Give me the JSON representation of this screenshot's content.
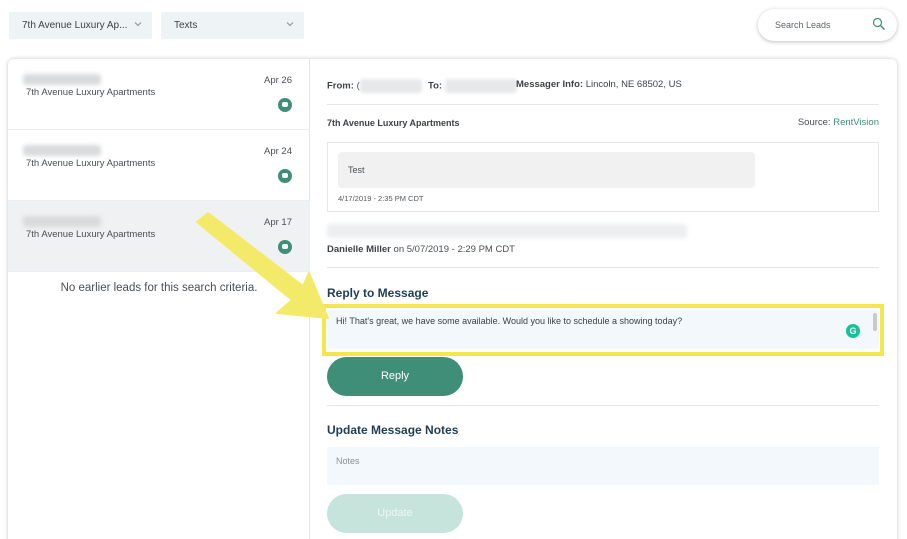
{
  "filters": {
    "community": "7th Avenue Luxury Ap...",
    "message_type": "Texts"
  },
  "search": {
    "placeholder": "Search Leads"
  },
  "leads": [
    {
      "community": "7th Avenue Luxury Apartments",
      "date": "Apr 26"
    },
    {
      "community": "7th Avenue Luxury Apartments",
      "date": "Apr 24"
    },
    {
      "community": "7th Avenue Luxury Apartments",
      "date": "Apr 17"
    }
  ],
  "no_leads_text": "No earlier leads for this search criteria.",
  "message": {
    "from_label": "From:",
    "from_prefix": "(",
    "to_label": "To:",
    "info_label": "Messager Info:",
    "info_value": "Lincoln, NE 68502, US",
    "community": "7th Avenue Luxury Apartments",
    "source_label": "Source:",
    "source_value": "RentVision",
    "body": "Test",
    "timestamp": "4/17/2019 - 2:35 PM CDT",
    "author": "Danielle Miller",
    "author_time": "on 5/07/2019 - 2:29 PM CDT"
  },
  "reply": {
    "title": "Reply to Message",
    "text": "Hi! That's great, we have some available. Would you like to schedule a showing today?",
    "button": "Reply"
  },
  "notes": {
    "title": "Update Message Notes",
    "placeholder": "Notes",
    "button": "Update"
  },
  "colors": {
    "accent": "#3f8f78",
    "highlight": "#f3e64e",
    "heading": "#1f3d53"
  }
}
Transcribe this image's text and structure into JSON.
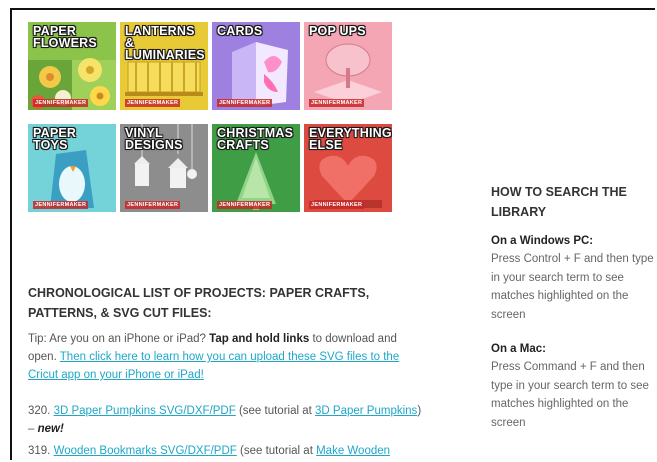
{
  "tiles": [
    {
      "label": "PAPER\nFLOWERS",
      "brand": "JENNIFERMAKER",
      "bg": "#8cc34a"
    },
    {
      "label": "LANTERNS &\nLUMINARIES",
      "brand": "JENNIFERMAKER",
      "bg": "#e6c832"
    },
    {
      "label": "CARDS",
      "brand": "JENNIFERMAKER",
      "bg": "#a98ae8"
    },
    {
      "label": "POP UPS",
      "brand": "JENNIFERMAKER",
      "bg": "#f29aa8"
    },
    {
      "label": "PAPER\nTOYS",
      "brand": "JENNIFERMAKER",
      "bg": "#6fd0d6"
    },
    {
      "label": "VINYL\nDESIGNS",
      "brand": "JENNIFERMAKER",
      "bg": "#8a8a8a"
    },
    {
      "label": "CHRISTMAS\nCRAFTS",
      "brand": "JENNIFERMAKER",
      "bg": "#4caf50"
    },
    {
      "label": "EVERYTHING\nELSE",
      "brand": "JENNIFERMAKER",
      "bg": "#e0463c"
    }
  ],
  "main": {
    "section_title": "CHRONOLOGICAL LIST OF PROJECTS: PAPER CRAFTS, PATTERNS, & SVG CUT FILES:",
    "tip_prefix": "Tip: Are you on an iPhone or iPad?",
    "tip_bold": "Tap and hold links",
    "tip_middle": "to download and open.",
    "tip_link": "Then click here to learn how you can upload these SVG files to the Cricut app on your iPhone or iPad!",
    "entries": [
      {
        "number": "320.",
        "link1": "3D Paper Pumpkins SVG/DXF/PDF",
        "see": "(see tutorial at",
        "link2": "3D Paper Pumpkins",
        "after": ") –",
        "badge": "new!"
      },
      {
        "number": "319.",
        "link1": "Wooden Bookmarks SVG/DXF/PDF",
        "see": "(see tutorial at",
        "link2": "Make Wooden",
        "after": "",
        "badge": ""
      }
    ]
  },
  "sidebar": {
    "title": "HOW TO SEARCH THE LIBRARY",
    "sections": [
      {
        "heading": "On a Windows PC:",
        "text": "Press Control + F and then type in your search term to see matches highlighted on the screen"
      },
      {
        "heading": "On a Mac:",
        "text": "Press Command + F and then type in your search term to see matches highlighted on the screen"
      }
    ]
  }
}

> [Exercise prompt] Leave out all images, then reproduce the entries above exactly.

> [Response]
Give me the JSON representation of this screenshot's content.
{
  "filters": {
    "community": "7th Avenue Luxury Ap...",
    "message_type": "Texts"
  },
  "search": {
    "placeholder": "Search Leads"
  },
  "leads": [
    {
      "community": "7th Avenue Luxury Apartments",
      "date": "Apr 26"
    },
    {
      "community": "7th Avenue Luxury Apartments",
      "date": "Apr 24"
    },
    {
      "community": "7th Avenue Luxury Apartments",
      "date": "Apr 17"
    }
  ],
  "no_leads_text": "No earlier leads for this search criteria.",
  "message": {
    "from_label": "From:",
    "from_prefix": "(",
    "to_label": "To:",
    "info_label": "Messager Info:",
    "info_value": "Lincoln, NE 68502, US",
    "community": "7th Avenue Luxury Apartments",
    "source_label": "Source:",
    "source_value": "RentVision",
    "body": "Test",
    "timestamp": "4/17/2019 - 2:35 PM CDT",
    "author": "Danielle Miller",
    "author_time": "on 5/07/2019 - 2:29 PM CDT"
  },
  "reply": {
    "title": "Reply to Message",
    "text": "Hi! That's great, we have some available. Would you like to schedule a showing today?",
    "button": "Reply"
  },
  "notes": {
    "title": "Update Message Notes",
    "placeholder": "Notes",
    "button": "Update"
  },
  "colors": {
    "accent": "#3f8f78",
    "highlight": "#f3e64e",
    "heading": "#1f3d53"
  }
}
Transcribe this image's text and structure into JSON.
{
  "tiles": [
    {
      "label": "PAPER\nFLOWERS",
      "brand": "JENNIFERMAKER",
      "bg": "#8cc34a"
    },
    {
      "label": "LANTERNS &\nLUMINARIES",
      "brand": "JENNIFERMAKER",
      "bg": "#e6c832"
    },
    {
      "label": "CARDS",
      "brand": "JENNIFERMAKER",
      "bg": "#a98ae8"
    },
    {
      "label": "POP UPS",
      "brand": "JENNIFERMAKER",
      "bg": "#f29aa8"
    },
    {
      "label": "PAPER\nTOYS",
      "brand": "JENNIFERMAKER",
      "bg": "#6fd0d6"
    },
    {
      "label": "VINYL\nDESIGNS",
      "brand": "JENNIFERMAKER",
      "bg": "#8a8a8a"
    },
    {
      "label": "CHRISTMAS\nCRAFTS",
      "brand": "JENNIFERMAKER",
      "bg": "#4caf50"
    },
    {
      "label": "EVERYTHING\nELSE",
      "brand": "JENNIFERMAKER",
      "bg": "#e0463c"
    }
  ],
  "main": {
    "section_title": "CHRONOLOGICAL LIST OF PROJECTS: PAPER CRAFTS, PATTERNS, & SVG CUT FILES:",
    "tip_prefix": "Tip: Are you on an iPhone or iPad?",
    "tip_bold": "Tap and hold links",
    "tip_middle": "to download and open.",
    "tip_link": "Then click here to learn how you can upload these SVG files to the Cricut app on your iPhone or iPad!",
    "entries": [
      {
        "number": "320.",
        "link1": "3D Paper Pumpkins SVG/DXF/PDF",
        "see": "(see tutorial at",
        "link2": "3D Paper Pumpkins",
        "after": ") –",
        "badge": "new!"
      },
      {
        "number": "319.",
        "link1": "Wooden Bookmarks SVG/DXF/PDF",
        "see": "(see tutorial at",
        "link2": "Make Wooden",
        "after": "",
        "badge": ""
      }
    ]
  },
  "sidebar": {
    "title": "HOW TO SEARCH THE LIBRARY",
    "sections": [
      {
        "heading": "On a Windows PC:",
        "text": "Press Control + F and then type in your search term to see matches highlighted on the screen"
      },
      {
        "heading": "On a Mac:",
        "text": "Press Command + F and then type in your search term to see matches highlighted on the screen"
      }
    ]
  }
}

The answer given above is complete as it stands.